=== Records supplied ===

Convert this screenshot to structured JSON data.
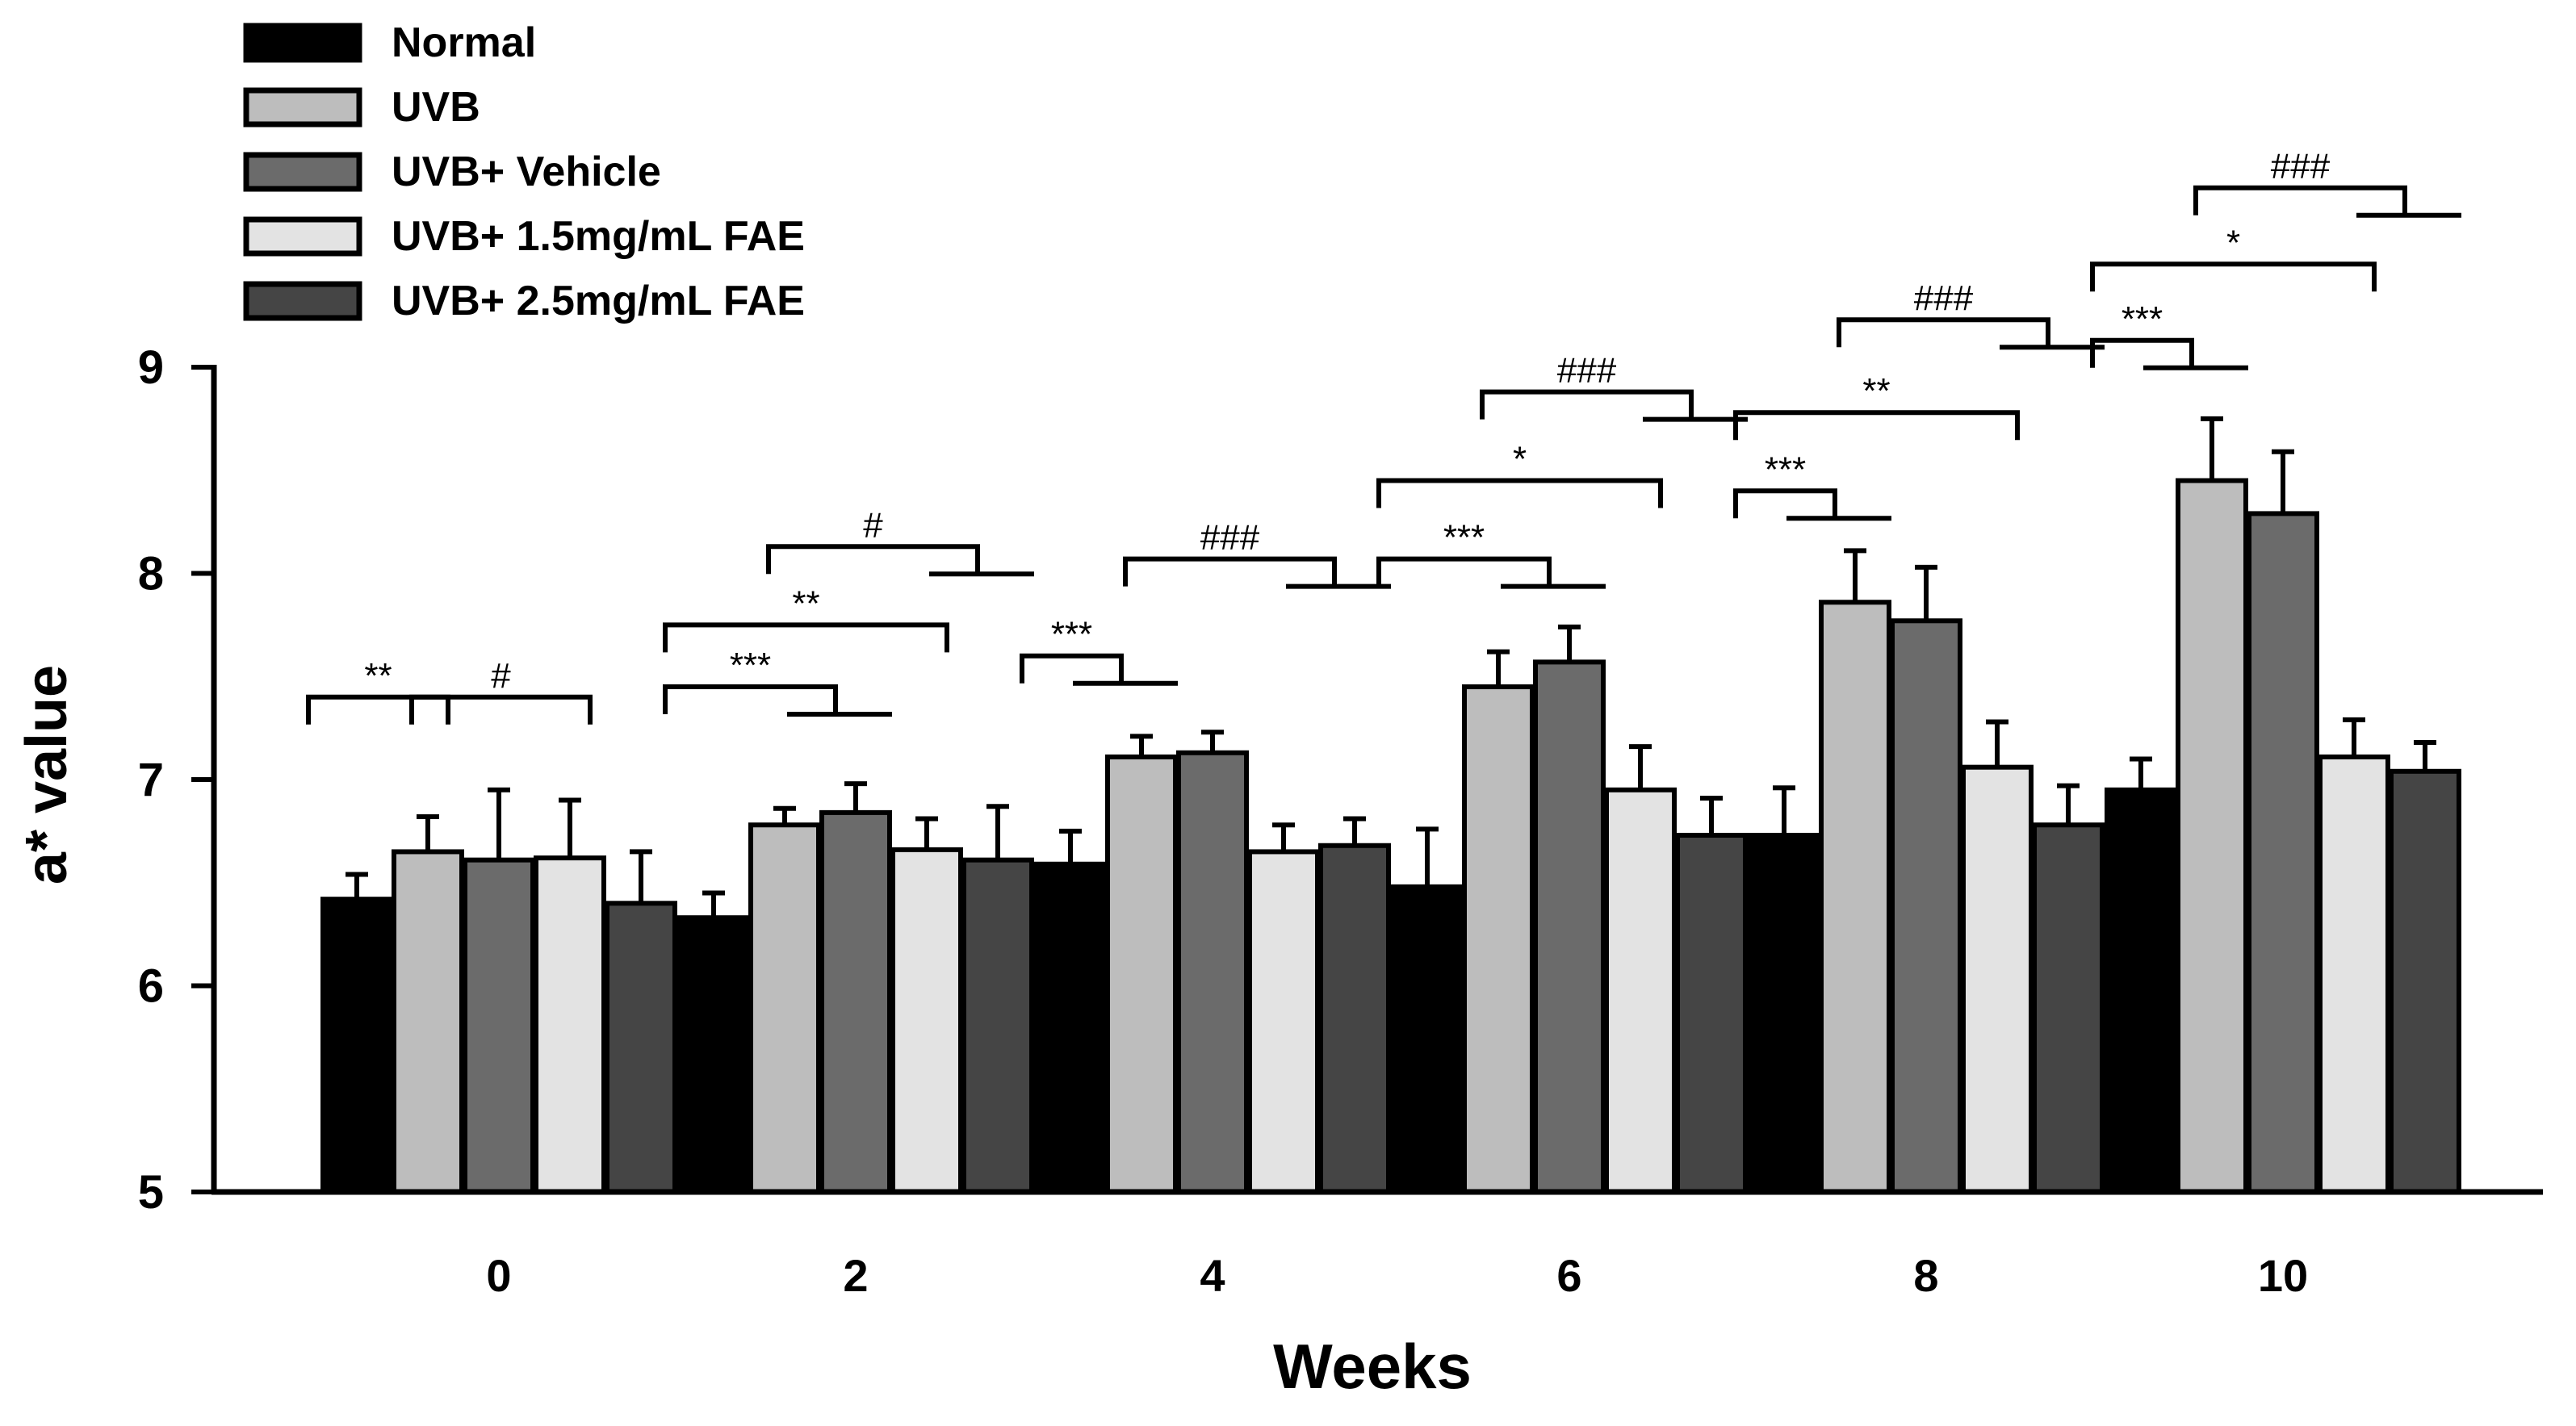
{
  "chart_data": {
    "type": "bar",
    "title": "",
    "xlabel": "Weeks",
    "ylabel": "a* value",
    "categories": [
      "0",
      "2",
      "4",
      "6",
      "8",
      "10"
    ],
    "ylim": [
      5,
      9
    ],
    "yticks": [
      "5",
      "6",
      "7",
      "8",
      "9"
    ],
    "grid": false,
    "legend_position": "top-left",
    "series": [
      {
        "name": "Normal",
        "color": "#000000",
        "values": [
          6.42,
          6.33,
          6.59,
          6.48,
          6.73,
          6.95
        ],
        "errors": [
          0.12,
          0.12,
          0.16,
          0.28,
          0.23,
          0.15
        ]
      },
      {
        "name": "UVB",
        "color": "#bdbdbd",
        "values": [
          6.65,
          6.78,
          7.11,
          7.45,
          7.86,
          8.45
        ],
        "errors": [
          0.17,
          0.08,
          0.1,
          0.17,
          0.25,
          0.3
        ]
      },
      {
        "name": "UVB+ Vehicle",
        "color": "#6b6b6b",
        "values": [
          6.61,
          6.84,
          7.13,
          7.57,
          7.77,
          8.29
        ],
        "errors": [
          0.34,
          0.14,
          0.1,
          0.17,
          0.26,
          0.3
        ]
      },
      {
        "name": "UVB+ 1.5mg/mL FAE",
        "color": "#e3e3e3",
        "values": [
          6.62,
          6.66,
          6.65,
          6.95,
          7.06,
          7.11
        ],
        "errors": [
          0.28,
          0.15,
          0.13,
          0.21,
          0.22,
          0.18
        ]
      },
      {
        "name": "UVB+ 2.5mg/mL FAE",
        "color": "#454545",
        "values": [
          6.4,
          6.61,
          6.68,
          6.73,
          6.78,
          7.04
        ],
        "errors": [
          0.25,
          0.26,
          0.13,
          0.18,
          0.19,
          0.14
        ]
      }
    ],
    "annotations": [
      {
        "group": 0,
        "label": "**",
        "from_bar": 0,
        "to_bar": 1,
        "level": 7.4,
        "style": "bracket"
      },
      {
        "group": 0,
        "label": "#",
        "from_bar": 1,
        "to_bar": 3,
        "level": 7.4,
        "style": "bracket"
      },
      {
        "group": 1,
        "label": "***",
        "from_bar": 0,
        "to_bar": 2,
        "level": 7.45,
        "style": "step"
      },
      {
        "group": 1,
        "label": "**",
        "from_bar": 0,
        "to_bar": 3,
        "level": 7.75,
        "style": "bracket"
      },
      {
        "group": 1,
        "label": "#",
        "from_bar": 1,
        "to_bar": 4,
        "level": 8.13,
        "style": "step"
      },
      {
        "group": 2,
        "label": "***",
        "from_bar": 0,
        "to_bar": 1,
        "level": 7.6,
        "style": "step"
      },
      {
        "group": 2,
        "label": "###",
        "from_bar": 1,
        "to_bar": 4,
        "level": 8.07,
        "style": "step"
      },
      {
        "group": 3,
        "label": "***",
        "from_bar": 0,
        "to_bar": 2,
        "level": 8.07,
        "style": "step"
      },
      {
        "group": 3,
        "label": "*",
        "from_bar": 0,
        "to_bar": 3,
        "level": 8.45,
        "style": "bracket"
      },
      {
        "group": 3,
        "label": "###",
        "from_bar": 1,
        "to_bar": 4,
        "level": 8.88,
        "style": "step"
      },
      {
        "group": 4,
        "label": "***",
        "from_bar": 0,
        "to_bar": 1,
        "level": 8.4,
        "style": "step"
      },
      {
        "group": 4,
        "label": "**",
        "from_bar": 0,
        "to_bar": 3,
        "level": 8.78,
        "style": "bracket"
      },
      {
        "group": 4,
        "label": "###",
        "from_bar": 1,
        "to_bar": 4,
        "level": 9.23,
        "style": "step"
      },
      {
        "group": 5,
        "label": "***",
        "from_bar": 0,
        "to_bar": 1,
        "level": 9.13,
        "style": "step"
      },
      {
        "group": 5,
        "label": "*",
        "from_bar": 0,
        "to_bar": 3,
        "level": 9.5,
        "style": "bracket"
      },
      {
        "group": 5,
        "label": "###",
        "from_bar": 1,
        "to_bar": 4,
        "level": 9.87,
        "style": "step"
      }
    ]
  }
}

===

> [Request] All of the material above should be reproduced exactly, except the pictures.

> [Task response]
Convert this screenshot to structured JSON data.
{
  "chart_data": {
    "type": "bar",
    "title": "",
    "xlabel": "Weeks",
    "ylabel": "a* value",
    "categories": [
      "0",
      "2",
      "4",
      "6",
      "8",
      "10"
    ],
    "ylim": [
      5,
      9
    ],
    "yticks": [
      "5",
      "6",
      "7",
      "8",
      "9"
    ],
    "grid": false,
    "legend_position": "top-left",
    "series": [
      {
        "name": "Normal",
        "color": "#000000",
        "values": [
          6.42,
          6.33,
          6.59,
          6.48,
          6.73,
          6.95
        ],
        "errors": [
          0.12,
          0.12,
          0.16,
          0.28,
          0.23,
          0.15
        ]
      },
      {
        "name": "UVB",
        "color": "#bdbdbd",
        "values": [
          6.65,
          6.78,
          7.11,
          7.45,
          7.86,
          8.45
        ],
        "errors": [
          0.17,
          0.08,
          0.1,
          0.17,
          0.25,
          0.3
        ]
      },
      {
        "name": "UVB+ Vehicle",
        "color": "#6b6b6b",
        "values": [
          6.61,
          6.84,
          7.13,
          7.57,
          7.77,
          8.29
        ],
        "errors": [
          0.34,
          0.14,
          0.1,
          0.17,
          0.26,
          0.3
        ]
      },
      {
        "name": "UVB+ 1.5mg/mL FAE",
        "color": "#e3e3e3",
        "values": [
          6.62,
          6.66,
          6.65,
          6.95,
          7.06,
          7.11
        ],
        "errors": [
          0.28,
          0.15,
          0.13,
          0.21,
          0.22,
          0.18
        ]
      },
      {
        "name": "UVB+ 2.5mg/mL FAE",
        "color": "#454545",
        "values": [
          6.4,
          6.61,
          6.68,
          6.73,
          6.78,
          7.04
        ],
        "errors": [
          0.25,
          0.26,
          0.13,
          0.18,
          0.19,
          0.14
        ]
      }
    ],
    "annotations": [
      {
        "group": 0,
        "label": "**",
        "from_bar": 0,
        "to_bar": 1,
        "level": 7.4,
        "style": "bracket"
      },
      {
        "group": 0,
        "label": "#",
        "from_bar": 1,
        "to_bar": 3,
        "level": 7.4,
        "style": "bracket"
      },
      {
        "group": 1,
        "label": "***",
        "from_bar": 0,
        "to_bar": 2,
        "level": 7.45,
        "style": "step"
      },
      {
        "group": 1,
        "label": "**",
        "from_bar": 0,
        "to_bar": 3,
        "level": 7.75,
        "style": "bracket"
      },
      {
        "group": 1,
        "label": "#",
        "from_bar": 1,
        "to_bar": 4,
        "level": 8.13,
        "style": "step"
      },
      {
        "group": 2,
        "label": "***",
        "from_bar": 0,
        "to_bar": 1,
        "level": 7.6,
        "style": "step"
      },
      {
        "group": 2,
        "label": "###",
        "from_bar": 1,
        "to_bar": 4,
        "level": 8.07,
        "style": "step"
      },
      {
        "group": 3,
        "label": "***",
        "from_bar": 0,
        "to_bar": 2,
        "level": 8.07,
        "style": "step"
      },
      {
        "group": 3,
        "label": "*",
        "from_bar": 0,
        "to_bar": 3,
        "level": 8.45,
        "style": "bracket"
      },
      {
        "group": 3,
        "label": "###",
        "from_bar": 1,
        "to_bar": 4,
        "level": 8.88,
        "style": "step"
      },
      {
        "group": 4,
        "label": "***",
        "from_bar": 0,
        "to_bar": 1,
        "level": 8.4,
        "style": "step"
      },
      {
        "group": 4,
        "label": "**",
        "from_bar": 0,
        "to_bar": 3,
        "level": 8.78,
        "style": "bracket"
      },
      {
        "group": 4,
        "label": "###",
        "from_bar": 1,
        "to_bar": 4,
        "level": 9.23,
        "style": "step"
      },
      {
        "group": 5,
        "label": "***",
        "from_bar": 0,
        "to_bar": 1,
        "level": 9.13,
        "style": "step"
      },
      {
        "group": 5,
        "label": "*",
        "from_bar": 0,
        "to_bar": 3,
        "level": 9.5,
        "style": "bracket"
      },
      {
        "group": 5,
        "label": "###",
        "from_bar": 1,
        "to_bar": 4,
        "level": 9.87,
        "style": "step"
      }
    ]
  }
}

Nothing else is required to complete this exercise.